Print the range of lines that opens with the line containing "What's the underlying" and closes with the last line of the listing. Include both ends; print nothing more.
◆ ◆ ◆ ◆ ◆
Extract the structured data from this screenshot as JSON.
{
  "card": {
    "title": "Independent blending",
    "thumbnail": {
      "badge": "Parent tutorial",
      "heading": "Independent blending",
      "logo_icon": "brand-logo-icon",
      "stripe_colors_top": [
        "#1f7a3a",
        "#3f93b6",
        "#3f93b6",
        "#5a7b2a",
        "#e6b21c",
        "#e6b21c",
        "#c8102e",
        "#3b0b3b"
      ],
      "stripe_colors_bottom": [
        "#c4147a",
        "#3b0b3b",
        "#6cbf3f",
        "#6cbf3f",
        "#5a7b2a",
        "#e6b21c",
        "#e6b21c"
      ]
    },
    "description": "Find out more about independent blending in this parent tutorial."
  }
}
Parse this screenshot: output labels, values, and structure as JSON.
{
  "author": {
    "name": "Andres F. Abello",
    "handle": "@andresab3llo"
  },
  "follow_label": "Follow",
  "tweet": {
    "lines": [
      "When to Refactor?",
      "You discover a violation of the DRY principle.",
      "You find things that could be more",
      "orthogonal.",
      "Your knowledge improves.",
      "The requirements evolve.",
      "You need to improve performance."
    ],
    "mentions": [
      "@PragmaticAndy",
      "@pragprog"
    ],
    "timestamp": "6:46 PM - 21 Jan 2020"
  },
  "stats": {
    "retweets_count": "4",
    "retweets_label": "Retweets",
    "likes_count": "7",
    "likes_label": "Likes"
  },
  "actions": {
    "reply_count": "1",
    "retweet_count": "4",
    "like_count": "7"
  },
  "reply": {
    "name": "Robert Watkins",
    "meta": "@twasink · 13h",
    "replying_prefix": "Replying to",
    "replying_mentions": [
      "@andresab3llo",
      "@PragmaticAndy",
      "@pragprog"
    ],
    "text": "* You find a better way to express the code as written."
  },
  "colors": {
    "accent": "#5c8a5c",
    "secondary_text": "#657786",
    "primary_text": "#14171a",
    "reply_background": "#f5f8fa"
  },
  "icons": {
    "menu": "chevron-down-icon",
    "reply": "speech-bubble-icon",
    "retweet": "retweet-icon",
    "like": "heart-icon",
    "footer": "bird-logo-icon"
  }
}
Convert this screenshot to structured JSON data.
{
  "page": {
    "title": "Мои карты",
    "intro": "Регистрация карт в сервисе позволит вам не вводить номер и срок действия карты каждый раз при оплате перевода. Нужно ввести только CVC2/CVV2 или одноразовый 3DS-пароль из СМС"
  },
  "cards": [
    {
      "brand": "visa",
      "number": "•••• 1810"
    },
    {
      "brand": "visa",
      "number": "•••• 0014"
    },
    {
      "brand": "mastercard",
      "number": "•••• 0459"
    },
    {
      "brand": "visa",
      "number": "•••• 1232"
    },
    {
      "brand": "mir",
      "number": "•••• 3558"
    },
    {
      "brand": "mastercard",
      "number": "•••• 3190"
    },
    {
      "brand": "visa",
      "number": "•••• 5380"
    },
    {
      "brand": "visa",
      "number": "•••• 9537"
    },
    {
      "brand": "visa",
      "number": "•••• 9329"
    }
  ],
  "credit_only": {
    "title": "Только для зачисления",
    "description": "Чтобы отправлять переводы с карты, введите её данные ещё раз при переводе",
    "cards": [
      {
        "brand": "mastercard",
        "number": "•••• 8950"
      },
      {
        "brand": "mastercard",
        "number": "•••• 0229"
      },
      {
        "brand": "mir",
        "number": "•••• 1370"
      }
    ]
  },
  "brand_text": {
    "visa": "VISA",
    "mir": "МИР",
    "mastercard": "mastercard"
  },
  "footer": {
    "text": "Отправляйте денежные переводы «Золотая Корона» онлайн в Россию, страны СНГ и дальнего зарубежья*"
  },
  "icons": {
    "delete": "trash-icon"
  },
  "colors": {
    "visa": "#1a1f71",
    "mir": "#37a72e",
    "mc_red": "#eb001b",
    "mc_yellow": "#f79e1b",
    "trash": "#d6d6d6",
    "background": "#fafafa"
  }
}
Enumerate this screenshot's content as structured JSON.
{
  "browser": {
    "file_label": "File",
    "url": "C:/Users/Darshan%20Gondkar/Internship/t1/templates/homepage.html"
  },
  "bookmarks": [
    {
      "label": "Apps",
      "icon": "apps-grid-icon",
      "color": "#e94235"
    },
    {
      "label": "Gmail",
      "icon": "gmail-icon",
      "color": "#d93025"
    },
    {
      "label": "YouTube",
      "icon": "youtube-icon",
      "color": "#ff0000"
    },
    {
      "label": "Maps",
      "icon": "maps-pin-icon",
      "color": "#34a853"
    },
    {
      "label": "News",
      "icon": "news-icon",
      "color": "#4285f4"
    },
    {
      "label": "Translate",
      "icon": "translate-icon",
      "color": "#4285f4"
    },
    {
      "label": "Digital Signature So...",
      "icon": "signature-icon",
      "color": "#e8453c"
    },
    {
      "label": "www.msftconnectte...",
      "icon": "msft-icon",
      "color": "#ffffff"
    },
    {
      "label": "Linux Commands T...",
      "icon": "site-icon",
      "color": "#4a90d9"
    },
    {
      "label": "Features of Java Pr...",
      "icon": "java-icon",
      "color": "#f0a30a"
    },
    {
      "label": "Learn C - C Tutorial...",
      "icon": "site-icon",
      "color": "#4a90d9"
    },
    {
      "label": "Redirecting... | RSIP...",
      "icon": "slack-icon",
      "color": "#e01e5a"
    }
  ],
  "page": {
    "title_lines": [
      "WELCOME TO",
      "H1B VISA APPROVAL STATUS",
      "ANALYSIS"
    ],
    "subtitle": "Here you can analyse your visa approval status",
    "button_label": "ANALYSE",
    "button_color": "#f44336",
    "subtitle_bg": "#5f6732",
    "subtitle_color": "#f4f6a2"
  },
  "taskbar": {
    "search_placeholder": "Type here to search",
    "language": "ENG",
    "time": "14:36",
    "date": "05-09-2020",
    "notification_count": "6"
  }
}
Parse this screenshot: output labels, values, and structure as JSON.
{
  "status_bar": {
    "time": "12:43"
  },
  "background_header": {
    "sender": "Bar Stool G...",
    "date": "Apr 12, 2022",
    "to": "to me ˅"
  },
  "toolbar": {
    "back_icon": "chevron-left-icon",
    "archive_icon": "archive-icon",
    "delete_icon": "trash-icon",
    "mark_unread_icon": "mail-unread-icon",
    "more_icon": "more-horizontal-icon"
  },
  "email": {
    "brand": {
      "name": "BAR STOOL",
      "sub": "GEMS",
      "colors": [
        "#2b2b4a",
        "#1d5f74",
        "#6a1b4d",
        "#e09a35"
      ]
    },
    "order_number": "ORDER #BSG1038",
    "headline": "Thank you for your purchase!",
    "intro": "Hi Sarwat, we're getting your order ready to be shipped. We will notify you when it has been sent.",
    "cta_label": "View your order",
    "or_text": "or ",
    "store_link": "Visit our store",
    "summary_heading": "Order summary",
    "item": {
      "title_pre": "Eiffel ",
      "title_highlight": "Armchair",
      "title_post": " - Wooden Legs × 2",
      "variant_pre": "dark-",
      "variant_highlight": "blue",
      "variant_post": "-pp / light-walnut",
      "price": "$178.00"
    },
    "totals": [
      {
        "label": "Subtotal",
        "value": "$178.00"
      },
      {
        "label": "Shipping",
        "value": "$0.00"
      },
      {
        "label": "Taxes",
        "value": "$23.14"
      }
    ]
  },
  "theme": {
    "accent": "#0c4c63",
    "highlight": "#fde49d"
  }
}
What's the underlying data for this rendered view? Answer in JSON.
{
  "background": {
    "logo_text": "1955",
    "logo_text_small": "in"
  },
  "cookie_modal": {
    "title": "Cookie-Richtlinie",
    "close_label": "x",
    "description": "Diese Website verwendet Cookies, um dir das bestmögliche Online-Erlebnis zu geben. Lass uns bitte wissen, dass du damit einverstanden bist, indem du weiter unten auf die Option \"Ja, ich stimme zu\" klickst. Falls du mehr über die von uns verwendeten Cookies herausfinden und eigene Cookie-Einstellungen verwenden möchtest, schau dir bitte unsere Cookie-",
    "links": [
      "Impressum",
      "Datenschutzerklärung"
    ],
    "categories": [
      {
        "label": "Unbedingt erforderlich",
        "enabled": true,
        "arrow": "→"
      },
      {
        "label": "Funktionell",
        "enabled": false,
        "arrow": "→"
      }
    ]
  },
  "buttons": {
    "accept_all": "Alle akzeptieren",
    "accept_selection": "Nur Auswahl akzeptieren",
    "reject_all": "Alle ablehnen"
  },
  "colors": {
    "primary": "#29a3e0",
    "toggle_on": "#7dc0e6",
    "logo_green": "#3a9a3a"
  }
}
◆ ◆ ◆ ◆ ◆
**TASK SOLUTION:**
What's the underlying data for this rendered view? Answer in JSON.
{
  "background": {
    "logo_text": "1955",
    "logo_text_small": "in"
  },
  "cookie_modal": {
    "title": "Cookie-Richtlinie",
    "close_label": "x",
    "description": "Diese Website verwendet Cookies, um dir das bestmögliche Online-Erlebnis zu geben. Lass uns bitte wissen, dass du damit einverstanden bist, indem du weiter unten auf die Option \"Ja, ich stimme zu\" klickst. Falls du mehr über die von uns verwendeten Cookies herausfinden und eigene Cookie-Einstellungen verwenden möchtest, schau dir bitte unsere Cookie-",
    "links": [
      "Impressum",
      "Datenschutzerklärung"
    ],
    "categories": [
      {
        "label": "Unbedingt erforderlich",
        "enabled": true,
        "arrow": "→"
      },
      {
        "label": "Funktionell",
        "enabled": false,
        "arrow": "→"
      }
    ]
  },
  "buttons": {
    "accept_all": "Alle akzeptieren",
    "accept_selection": "Nur Auswahl akzeptieren",
    "reject_all": "Alle ablehnen"
  },
  "colors": {
    "primary": "#29a3e0",
    "toggle_on": "#7dc0e6",
    "logo_green": "#3a9a3a"
  }
}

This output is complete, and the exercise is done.